Read the lines below. Copy out any that hold the string "thaltime".

INPUT RECORDS ::
## START

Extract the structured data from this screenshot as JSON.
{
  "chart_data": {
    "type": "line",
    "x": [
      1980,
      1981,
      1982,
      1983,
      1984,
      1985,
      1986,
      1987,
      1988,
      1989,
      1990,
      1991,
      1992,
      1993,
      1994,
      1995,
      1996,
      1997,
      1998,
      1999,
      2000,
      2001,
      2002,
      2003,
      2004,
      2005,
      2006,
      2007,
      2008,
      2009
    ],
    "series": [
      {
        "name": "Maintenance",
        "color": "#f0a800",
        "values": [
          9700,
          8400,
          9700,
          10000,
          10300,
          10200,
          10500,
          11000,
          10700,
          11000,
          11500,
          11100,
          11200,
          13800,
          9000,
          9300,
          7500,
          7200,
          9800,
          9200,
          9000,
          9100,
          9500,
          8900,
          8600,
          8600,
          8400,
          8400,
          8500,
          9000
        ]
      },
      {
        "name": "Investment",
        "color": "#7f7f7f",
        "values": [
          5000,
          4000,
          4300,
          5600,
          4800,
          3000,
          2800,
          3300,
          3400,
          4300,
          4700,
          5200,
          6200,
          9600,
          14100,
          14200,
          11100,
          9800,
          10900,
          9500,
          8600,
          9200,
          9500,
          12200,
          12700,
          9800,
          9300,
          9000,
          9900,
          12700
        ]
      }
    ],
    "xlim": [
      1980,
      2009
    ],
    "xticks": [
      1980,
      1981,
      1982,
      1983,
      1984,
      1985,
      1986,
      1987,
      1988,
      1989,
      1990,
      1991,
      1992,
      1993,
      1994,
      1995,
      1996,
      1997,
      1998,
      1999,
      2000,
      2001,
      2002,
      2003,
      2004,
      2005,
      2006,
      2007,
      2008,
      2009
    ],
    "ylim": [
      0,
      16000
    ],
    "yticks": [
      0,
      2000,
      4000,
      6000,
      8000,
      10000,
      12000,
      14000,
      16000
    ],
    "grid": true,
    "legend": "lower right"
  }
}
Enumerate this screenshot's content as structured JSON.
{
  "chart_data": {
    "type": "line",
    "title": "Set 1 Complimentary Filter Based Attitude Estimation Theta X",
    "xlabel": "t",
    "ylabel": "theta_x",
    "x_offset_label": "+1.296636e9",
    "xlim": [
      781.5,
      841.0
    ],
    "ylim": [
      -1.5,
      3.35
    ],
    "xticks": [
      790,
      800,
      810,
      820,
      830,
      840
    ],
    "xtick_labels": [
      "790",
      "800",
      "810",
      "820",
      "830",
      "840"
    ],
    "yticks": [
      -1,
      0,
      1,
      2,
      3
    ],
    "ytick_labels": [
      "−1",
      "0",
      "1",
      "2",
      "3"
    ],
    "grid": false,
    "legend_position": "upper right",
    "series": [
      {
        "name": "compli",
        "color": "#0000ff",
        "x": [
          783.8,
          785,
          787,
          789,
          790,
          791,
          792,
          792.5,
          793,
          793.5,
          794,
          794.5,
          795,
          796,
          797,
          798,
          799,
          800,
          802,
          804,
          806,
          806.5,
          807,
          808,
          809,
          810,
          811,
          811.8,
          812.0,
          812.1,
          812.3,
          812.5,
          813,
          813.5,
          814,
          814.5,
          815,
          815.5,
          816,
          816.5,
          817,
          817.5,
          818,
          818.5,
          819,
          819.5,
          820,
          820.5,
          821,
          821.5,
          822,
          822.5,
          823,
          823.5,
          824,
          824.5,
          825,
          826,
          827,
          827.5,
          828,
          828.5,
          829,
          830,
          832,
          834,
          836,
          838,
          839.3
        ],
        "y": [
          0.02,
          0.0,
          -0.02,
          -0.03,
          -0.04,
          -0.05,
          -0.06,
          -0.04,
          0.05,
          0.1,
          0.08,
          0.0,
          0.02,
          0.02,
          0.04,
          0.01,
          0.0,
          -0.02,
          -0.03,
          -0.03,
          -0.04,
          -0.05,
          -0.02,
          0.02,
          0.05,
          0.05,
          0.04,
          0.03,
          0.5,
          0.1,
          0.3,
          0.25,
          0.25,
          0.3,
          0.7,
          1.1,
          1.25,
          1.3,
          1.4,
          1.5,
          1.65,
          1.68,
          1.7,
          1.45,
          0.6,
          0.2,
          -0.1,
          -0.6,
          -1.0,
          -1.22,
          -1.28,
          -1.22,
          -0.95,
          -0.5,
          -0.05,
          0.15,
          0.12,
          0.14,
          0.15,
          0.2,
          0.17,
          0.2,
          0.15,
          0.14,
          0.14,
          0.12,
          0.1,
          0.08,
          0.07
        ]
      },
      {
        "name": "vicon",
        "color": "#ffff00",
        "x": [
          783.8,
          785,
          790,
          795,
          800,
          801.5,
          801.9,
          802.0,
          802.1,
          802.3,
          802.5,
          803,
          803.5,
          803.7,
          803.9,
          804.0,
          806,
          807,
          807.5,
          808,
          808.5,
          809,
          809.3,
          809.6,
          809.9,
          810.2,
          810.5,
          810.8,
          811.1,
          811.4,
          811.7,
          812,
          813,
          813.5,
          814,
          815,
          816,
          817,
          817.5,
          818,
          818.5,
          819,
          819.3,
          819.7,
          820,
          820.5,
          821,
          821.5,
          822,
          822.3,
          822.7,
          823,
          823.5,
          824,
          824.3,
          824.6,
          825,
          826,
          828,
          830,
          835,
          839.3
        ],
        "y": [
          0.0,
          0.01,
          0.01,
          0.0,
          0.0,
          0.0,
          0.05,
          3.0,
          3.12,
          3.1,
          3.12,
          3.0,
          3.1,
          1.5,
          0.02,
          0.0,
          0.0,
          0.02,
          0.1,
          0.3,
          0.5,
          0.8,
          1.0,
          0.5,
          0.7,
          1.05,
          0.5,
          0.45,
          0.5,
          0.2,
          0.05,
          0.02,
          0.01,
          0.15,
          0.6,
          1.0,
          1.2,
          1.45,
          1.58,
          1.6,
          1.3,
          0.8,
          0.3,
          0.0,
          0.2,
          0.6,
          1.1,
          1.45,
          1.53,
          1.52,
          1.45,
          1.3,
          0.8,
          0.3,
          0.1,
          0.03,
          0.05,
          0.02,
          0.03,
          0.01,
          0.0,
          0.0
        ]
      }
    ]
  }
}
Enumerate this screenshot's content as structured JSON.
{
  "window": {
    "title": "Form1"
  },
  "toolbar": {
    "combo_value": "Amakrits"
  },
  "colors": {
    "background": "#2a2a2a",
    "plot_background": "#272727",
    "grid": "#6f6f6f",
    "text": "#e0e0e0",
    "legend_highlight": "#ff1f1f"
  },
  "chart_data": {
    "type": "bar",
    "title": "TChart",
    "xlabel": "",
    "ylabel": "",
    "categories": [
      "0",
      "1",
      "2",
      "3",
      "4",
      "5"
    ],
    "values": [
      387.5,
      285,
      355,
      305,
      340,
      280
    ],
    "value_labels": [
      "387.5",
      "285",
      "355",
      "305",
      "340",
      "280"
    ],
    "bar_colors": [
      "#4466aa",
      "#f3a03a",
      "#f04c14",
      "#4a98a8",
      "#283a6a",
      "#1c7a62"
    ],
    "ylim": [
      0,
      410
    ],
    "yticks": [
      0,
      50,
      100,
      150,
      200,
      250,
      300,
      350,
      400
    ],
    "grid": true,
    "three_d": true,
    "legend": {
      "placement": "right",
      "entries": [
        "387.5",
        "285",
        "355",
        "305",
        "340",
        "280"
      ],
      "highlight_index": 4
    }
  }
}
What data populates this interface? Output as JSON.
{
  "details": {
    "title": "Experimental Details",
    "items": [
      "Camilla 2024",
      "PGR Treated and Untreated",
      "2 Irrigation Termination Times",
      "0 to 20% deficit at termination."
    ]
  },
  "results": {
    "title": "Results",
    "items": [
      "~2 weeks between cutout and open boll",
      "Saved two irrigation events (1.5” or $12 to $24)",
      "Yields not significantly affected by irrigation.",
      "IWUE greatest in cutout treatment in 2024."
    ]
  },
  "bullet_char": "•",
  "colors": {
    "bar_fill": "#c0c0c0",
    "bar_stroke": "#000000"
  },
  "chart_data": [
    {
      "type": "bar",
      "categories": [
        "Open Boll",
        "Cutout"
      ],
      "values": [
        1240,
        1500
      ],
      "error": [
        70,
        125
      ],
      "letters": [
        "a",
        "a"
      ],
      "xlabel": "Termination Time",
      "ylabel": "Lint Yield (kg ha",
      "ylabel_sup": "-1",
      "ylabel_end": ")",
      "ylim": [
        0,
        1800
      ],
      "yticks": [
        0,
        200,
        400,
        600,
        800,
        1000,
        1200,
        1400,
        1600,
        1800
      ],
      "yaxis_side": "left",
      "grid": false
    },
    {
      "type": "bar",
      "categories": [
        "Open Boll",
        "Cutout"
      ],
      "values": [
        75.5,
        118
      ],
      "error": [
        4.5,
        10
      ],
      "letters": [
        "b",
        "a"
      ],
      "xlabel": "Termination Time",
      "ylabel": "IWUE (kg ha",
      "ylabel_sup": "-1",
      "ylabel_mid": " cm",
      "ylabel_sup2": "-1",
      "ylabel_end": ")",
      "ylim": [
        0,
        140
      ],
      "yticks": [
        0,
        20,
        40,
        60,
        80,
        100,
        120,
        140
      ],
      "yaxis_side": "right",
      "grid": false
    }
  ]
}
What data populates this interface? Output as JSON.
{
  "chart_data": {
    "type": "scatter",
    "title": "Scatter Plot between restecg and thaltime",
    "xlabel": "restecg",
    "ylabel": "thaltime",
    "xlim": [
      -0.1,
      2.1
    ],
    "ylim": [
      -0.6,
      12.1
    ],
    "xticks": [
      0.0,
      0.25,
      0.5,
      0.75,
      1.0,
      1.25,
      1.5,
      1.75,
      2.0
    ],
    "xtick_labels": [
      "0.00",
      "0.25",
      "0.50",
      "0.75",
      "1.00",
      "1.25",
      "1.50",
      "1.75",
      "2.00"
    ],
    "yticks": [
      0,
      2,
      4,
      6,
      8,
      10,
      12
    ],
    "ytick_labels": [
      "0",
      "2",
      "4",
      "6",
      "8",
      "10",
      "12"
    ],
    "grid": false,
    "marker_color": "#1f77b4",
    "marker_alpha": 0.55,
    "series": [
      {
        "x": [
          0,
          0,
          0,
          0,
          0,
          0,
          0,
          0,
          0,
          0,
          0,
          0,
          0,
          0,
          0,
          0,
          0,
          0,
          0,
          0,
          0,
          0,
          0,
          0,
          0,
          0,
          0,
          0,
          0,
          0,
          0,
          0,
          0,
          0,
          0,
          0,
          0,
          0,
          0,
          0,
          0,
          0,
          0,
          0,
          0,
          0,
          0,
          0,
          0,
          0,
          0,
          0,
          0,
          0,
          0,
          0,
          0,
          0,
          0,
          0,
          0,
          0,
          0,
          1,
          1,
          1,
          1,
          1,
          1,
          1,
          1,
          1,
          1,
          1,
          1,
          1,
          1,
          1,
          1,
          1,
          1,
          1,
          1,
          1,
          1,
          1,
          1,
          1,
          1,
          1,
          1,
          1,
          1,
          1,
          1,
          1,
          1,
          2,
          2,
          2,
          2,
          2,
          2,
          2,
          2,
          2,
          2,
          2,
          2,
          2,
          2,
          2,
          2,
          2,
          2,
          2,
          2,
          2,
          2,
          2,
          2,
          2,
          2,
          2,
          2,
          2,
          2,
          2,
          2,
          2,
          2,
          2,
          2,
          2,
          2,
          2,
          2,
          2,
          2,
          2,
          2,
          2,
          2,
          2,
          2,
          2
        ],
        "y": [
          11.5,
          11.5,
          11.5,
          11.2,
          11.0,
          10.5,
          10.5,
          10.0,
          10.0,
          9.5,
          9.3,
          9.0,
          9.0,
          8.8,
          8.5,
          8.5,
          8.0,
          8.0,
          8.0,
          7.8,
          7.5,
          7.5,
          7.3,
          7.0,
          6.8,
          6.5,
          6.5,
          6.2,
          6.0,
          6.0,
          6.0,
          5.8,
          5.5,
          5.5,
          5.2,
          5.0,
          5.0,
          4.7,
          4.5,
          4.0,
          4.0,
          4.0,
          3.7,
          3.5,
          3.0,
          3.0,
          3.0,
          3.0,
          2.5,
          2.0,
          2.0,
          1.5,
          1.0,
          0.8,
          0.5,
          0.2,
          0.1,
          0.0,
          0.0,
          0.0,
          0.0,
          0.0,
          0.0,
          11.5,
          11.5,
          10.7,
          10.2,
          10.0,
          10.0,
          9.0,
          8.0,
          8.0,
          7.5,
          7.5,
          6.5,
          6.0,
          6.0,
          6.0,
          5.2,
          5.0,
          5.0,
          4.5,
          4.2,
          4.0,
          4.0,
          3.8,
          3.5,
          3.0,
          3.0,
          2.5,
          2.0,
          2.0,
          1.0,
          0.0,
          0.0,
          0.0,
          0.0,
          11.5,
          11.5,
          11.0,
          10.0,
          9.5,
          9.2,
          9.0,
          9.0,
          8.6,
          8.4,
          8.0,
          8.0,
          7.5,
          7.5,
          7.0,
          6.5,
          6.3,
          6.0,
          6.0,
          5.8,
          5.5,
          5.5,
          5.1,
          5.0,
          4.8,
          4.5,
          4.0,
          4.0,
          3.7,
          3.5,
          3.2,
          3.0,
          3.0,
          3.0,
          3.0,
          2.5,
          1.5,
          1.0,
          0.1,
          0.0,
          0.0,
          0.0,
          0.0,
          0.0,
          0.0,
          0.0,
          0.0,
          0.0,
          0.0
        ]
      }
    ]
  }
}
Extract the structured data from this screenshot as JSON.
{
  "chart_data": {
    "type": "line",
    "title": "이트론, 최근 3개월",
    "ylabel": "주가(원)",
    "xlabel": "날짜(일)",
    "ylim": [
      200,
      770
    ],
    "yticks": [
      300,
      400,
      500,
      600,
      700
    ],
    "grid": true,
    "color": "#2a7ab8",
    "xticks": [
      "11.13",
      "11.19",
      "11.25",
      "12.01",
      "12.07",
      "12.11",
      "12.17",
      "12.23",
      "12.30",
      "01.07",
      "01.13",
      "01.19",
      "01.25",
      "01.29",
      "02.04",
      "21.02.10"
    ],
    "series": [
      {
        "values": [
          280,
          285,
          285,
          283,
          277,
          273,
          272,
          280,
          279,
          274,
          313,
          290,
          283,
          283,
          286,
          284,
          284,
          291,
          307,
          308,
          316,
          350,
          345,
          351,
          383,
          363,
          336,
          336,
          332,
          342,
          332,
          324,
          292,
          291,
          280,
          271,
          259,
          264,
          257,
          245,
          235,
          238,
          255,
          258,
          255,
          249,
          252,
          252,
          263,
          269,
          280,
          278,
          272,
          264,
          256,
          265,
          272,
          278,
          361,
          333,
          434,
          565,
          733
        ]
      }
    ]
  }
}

## END

THE OUTPUT ::
    "title": "Scatter Plot between restecg and thaltime",
    "ylabel": "thaltime",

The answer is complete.